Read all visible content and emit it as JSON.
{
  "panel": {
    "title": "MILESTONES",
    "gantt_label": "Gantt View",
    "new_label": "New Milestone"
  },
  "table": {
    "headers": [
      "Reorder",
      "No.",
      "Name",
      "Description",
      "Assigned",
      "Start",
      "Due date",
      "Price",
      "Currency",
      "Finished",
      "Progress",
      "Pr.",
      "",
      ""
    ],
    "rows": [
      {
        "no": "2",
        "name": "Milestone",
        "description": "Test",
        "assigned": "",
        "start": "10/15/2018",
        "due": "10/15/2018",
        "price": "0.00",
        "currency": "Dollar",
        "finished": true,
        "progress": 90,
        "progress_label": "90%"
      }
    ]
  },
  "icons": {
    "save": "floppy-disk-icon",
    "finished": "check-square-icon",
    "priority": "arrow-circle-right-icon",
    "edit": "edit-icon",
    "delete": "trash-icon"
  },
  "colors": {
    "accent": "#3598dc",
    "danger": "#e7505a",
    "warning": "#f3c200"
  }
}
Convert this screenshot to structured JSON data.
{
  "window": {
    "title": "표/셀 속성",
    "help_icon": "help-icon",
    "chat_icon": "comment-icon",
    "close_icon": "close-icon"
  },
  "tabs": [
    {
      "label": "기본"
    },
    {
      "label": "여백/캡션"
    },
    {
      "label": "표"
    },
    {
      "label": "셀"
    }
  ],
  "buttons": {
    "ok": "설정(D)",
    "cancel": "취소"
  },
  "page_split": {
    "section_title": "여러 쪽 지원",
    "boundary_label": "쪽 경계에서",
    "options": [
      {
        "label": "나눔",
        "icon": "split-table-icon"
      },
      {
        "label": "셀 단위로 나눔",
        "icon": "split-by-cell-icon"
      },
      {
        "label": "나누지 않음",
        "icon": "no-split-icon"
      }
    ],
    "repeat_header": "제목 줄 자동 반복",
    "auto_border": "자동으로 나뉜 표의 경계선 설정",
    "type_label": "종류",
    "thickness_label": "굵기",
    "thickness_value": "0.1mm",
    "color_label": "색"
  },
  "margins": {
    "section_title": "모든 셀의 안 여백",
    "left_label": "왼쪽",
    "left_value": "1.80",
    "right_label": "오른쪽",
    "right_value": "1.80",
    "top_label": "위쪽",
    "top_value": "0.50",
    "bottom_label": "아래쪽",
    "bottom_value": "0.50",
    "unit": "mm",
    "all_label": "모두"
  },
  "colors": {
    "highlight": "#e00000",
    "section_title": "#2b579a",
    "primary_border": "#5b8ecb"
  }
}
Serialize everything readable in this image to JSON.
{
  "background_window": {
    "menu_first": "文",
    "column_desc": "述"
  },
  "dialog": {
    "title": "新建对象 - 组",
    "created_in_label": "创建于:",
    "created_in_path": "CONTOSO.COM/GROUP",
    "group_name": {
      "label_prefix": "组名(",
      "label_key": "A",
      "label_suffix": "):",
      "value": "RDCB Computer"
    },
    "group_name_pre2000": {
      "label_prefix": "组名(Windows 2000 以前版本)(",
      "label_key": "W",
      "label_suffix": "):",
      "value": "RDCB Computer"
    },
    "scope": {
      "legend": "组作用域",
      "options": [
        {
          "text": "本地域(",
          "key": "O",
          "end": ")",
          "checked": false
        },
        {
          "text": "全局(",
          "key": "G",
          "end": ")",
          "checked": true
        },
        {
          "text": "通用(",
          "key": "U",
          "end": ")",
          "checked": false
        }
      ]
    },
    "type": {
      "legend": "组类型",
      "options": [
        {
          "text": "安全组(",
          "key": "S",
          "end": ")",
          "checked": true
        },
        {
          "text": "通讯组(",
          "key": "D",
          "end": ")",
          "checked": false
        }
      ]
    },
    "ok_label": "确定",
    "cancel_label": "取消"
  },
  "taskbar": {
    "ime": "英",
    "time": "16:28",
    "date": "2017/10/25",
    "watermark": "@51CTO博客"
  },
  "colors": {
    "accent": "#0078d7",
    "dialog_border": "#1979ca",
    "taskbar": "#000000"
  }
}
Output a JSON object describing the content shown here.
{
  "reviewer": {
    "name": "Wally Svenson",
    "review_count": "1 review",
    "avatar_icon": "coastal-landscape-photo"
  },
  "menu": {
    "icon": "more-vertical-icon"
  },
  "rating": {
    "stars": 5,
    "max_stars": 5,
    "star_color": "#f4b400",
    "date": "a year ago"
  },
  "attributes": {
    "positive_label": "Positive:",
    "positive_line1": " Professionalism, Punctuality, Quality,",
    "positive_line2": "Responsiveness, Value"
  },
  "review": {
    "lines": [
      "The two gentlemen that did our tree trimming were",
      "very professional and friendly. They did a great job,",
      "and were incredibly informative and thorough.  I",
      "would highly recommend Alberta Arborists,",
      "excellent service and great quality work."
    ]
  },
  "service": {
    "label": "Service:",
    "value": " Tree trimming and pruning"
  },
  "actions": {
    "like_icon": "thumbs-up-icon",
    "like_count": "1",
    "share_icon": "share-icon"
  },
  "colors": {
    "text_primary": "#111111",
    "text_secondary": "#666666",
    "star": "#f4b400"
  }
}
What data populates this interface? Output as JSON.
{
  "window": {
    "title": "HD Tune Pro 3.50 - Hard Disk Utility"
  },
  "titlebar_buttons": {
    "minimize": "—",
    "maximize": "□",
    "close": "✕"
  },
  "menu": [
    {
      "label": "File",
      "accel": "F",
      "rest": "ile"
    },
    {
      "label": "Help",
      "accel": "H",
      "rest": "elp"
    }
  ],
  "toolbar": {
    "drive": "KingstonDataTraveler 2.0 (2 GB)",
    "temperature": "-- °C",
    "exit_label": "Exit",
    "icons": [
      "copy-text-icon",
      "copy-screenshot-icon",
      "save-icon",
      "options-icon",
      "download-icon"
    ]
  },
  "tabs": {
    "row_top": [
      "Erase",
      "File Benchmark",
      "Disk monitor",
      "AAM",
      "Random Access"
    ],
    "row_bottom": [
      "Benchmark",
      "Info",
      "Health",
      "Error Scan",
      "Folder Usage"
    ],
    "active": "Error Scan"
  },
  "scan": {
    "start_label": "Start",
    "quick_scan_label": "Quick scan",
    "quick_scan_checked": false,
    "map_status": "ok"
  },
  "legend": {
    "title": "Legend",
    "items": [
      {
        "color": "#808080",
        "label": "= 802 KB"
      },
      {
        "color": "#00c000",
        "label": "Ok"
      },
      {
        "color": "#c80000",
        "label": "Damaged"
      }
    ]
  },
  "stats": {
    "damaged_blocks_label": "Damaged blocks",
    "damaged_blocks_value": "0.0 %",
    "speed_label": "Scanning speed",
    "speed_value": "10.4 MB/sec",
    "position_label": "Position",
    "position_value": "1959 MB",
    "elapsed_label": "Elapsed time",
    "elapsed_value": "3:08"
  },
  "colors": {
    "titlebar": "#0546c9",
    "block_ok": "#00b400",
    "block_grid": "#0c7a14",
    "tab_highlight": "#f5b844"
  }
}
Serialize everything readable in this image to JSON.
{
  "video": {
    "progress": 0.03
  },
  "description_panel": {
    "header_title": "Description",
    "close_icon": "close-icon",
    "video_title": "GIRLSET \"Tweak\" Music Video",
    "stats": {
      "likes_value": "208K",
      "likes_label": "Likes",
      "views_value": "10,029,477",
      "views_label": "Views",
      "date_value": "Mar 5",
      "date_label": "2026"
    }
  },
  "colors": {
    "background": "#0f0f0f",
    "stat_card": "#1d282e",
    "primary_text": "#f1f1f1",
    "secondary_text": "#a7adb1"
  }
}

§

REQUIREMENT: In this exercise, repeat all entries exactly.

THE ANSWER:
Read all visible content and emit it as JSON.
{
  "panel": {
    "title": "MILESTONES",
    "gantt_label": "Gantt View",
    "new_label": "New Milestone"
  },
  "table": {
    "headers": [
      "Reorder",
      "No.",
      "Name",
      "Description",
      "Assigned",
      "Start",
      "Due date",
      "Price",
      "Currency",
      "Finished",
      "Progress",
      "Pr.",
      "",
      ""
    ],
    "rows": [
      {
        "no": "2",
        "name": "Milestone",
        "description": "Test",
        "assigned": "",
        "start": "10/15/2018",
        "due": "10/15/2018",
        "price": "0.00",
        "currency": "Dollar",
        "finished": true,
        "progress": 90,
        "progress_label": "90%"
      }
    ]
  },
  "icons": {
    "save": "floppy-disk-icon",
    "finished": "check-square-icon",
    "priority": "arrow-circle-right-icon",
    "edit": "edit-icon",
    "delete": "trash-icon"
  },
  "colors": {
    "accent": "#3598dc",
    "danger": "#e7505a",
    "warning": "#f3c200"
  }
}
Convert this screenshot to structured JSON data.
{
  "window": {
    "title": "표/셀 속성",
    "help_icon": "help-icon",
    "chat_icon": "comment-icon",
    "close_icon": "close-icon"
  },
  "tabs": [
    {
      "label": "기본"
    },
    {
      "label": "여백/캡션"
    },
    {
      "label": "표"
    },
    {
      "label": "셀"
    }
  ],
  "buttons": {
    "ok": "설정(D)",
    "cancel": "취소"
  },
  "page_split": {
    "section_title": "여러 쪽 지원",
    "boundary_label": "쪽 경계에서",
    "options": [
      {
        "label": "나눔",
        "icon": "split-table-icon"
      },
      {
        "label": "셀 단위로 나눔",
        "icon": "split-by-cell-icon"
      },
      {
        "label": "나누지 않음",
        "icon": "no-split-icon"
      }
    ],
    "repeat_header": "제목 줄 자동 반복",
    "auto_border": "자동으로 나뉜 표의 경계선 설정",
    "type_label": "종류",
    "thickness_label": "굵기",
    "thickness_value": "0.1mm",
    "color_label": "색"
  },
  "margins": {
    "section_title": "모든 셀의 안 여백",
    "left_label": "왼쪽",
    "left_value": "1.80",
    "right_label": "오른쪽",
    "right_value": "1.80",
    "top_label": "위쪽",
    "top_value": "0.50",
    "bottom_label": "아래쪽",
    "bottom_value": "0.50",
    "unit": "mm",
    "all_label": "모두"
  },
  "colors": {
    "highlight": "#e00000",
    "section_title": "#2b579a",
    "primary_border": "#5b8ecb"
  }
}
Serialize everything readable in this image to JSON.
{
  "background_window": {
    "menu_first": "文",
    "column_desc": "述"
  },
  "dialog": {
    "title": "新建对象 - 组",
    "created_in_label": "创建于:",
    "created_in_path": "CONTOSO.COM/GROUP",
    "group_name": {
      "label_prefix": "组名(",
      "label_key": "A",
      "label_suffix": "):",
      "value": "RDCB Computer"
    },
    "group_name_pre2000": {
      "label_prefix": "组名(Windows 2000 以前版本)(",
      "label_key": "W",
      "label_suffix": "):",
      "value": "RDCB Computer"
    },
    "scope": {
      "legend": "组作用域",
      "options": [
        {
          "text": "本地域(",
          "key": "O",
          "end": ")",
          "checked": false
        },
        {
          "text": "全局(",
          "key": "G",
          "end": ")",
          "checked": true
        },
        {
          "text": "通用(",
          "key": "U",
          "end": ")",
          "checked": false
        }
      ]
    },
    "type": {
      "legend": "组类型",
      "options": [
        {
          "text": "安全组(",
          "key": "S",
          "end": ")",
          "checked": true
        },
        {
          "text": "通讯组(",
          "key": "D",
          "end": ")",
          "checked": false
        }
      ]
    },
    "ok_label": "确定",
    "cancel_label": "取消"
  },
  "taskbar": {
    "ime": "英",
    "time": "16:28",
    "date": "2017/10/25",
    "watermark": "@51CTO博客"
  },
  "colors": {
    "accent": "#0078d7",
    "dialog_border": "#1979ca",
    "taskbar": "#000000"
  }
}
Output a JSON object describing the content shown here.
{
  "reviewer": {
    "name": "Wally Svenson",
    "review_count": "1 review",
    "avatar_icon": "coastal-landscape-photo"
  },
  "menu": {
    "icon": "more-vertical-icon"
  },
  "rating": {
    "stars": 5,
    "max_stars": 5,
    "star_color": "#f4b400",
    "date": "a year ago"
  },
  "attributes": {
    "positive_label": "Positive:",
    "positive_line1": " Professionalism, Punctuality, Quality,",
    "positive_line2": "Responsiveness, Value"
  },
  "review": {
    "lines": [
      "The two gentlemen that did our tree trimming were",
      "very professional and friendly. They did a great job,",
      "and were incredibly informative and thorough.  I",
      "would highly recommend Alberta Arborists,",
      "excellent service and great quality work."
    ]
  },
  "service": {
    "label": "Service:",
    "value": " Tree trimming and pruning"
  },
  "actions": {
    "like_icon": "thumbs-up-icon",
    "like_count": "1",
    "share_icon": "share-icon"
  },
  "colors": {
    "text_primary": "#111111",
    "text_secondary": "#666666",
    "star": "#f4b400"
  }
}
What data populates this interface? Output as JSON.
{
  "window": {
    "title": "HD Tune Pro 3.50 - Hard Disk Utility"
  },
  "titlebar_buttons": {
    "minimize": "—",
    "maximize": "□",
    "close": "✕"
  },
  "menu": [
    {
      "label": "File",
      "accel": "F",
      "rest": "ile"
    },
    {
      "label": "Help",
      "accel": "H",
      "rest": "elp"
    }
  ],
  "toolbar": {
    "drive": "KingstonDataTraveler 2.0 (2 GB)",
    "temperature": "-- °C",
    "exit_label": "Exit",
    "icons": [
      "copy-text-icon",
      "copy-screenshot-icon",
      "save-icon",
      "options-icon",
      "download-icon"
    ]
  },
  "tabs": {
    "row_top": [
      "Erase",
      "File Benchmark",
      "Disk monitor",
      "AAM",
      "Random Access"
    ],
    "row_bottom": [
      "Benchmark",
      "Info",
      "Health",
      "Error Scan",
      "Folder Usage"
    ],
    "active": "Error Scan"
  },
  "scan": {
    "start_label": "Start",
    "quick_scan_label": "Quick scan",
    "quick_scan_checked": false,
    "map_status": "ok"
  },
  "legend": {
    "title": "Legend",
    "items": [
      {
        "color": "#808080",
        "label": "= 802 KB"
      },
      {
        "color": "#00c000",
        "label": "Ok"
      },
      {
        "color": "#c80000",
        "label": "Damaged"
      }
    ]
  },
  "stats": {
    "damaged_blocks_label": "Damaged blocks",
    "damaged_blocks_value": "0.0 %",
    "speed_label": "Scanning speed",
    "speed_value": "10.4 MB/sec",
    "position_label": "Position",
    "position_value": "1959 MB",
    "elapsed_label": "Elapsed time",
    "elapsed_value": "3:08"
  },
  "colors": {
    "titlebar": "#0546c9",
    "block_ok": "#00b400",
    "block_grid": "#0c7a14",
    "tab_highlight": "#f5b844"
  }
}
Serialize everything readable in this image to JSON.
{
  "video": {
    "progress": 0.03
  },
  "description_panel": {
    "header_title": "Description",
    "close_icon": "close-icon",
    "video_title": "GIRLSET \"Tweak\" Music Video",
    "stats": {
      "likes_value": "208K",
      "likes_label": "Likes",
      "views_value": "10,029,477",
      "views_label": "Views",
      "date_value": "Mar 5",
      "date_label": "2026"
    }
  },
  "colors": {
    "background": "#0f0f0f",
    "stat_card": "#1d282e",
    "primary_text": "#f1f1f1",
    "secondary_text": "#a7adb1"
  }
}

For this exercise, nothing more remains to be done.